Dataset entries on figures
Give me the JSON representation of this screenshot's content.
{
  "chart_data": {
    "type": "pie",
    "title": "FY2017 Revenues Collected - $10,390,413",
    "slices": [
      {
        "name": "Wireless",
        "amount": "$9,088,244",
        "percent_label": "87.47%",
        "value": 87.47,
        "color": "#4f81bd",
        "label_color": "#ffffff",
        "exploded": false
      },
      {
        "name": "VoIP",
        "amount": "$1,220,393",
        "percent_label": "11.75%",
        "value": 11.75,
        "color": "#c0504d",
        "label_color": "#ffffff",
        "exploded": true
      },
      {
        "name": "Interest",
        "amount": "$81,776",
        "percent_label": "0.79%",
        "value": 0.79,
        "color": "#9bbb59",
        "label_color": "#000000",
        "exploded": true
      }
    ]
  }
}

- _Exercise directions_
From the records above, extract every entry exactly as given.

- _Finished task_
Give me the JSON representation of this screenshot's content.
{
  "chart_data": {
    "type": "pie",
    "title": "FY2017 Revenues Collected - $10,390,413",
    "slices": [
      {
        "name": "Wireless",
        "amount": "$9,088,244",
        "percent_label": "87.47%",
        "value": 87.47,
        "color": "#4f81bd",
        "label_color": "#ffffff",
        "exploded": false
      },
      {
        "name": "VoIP",
        "amount": "$1,220,393",
        "percent_label": "11.75%",
        "value": 11.75,
        "color": "#c0504d",
        "label_color": "#ffffff",
        "exploded": true
      },
      {
        "name": "Interest",
        "amount": "$81,776",
        "percent_label": "0.79%",
        "value": 0.79,
        "color": "#9bbb59",
        "label_color": "#000000",
        "exploded": true
      }
    ]
  }
}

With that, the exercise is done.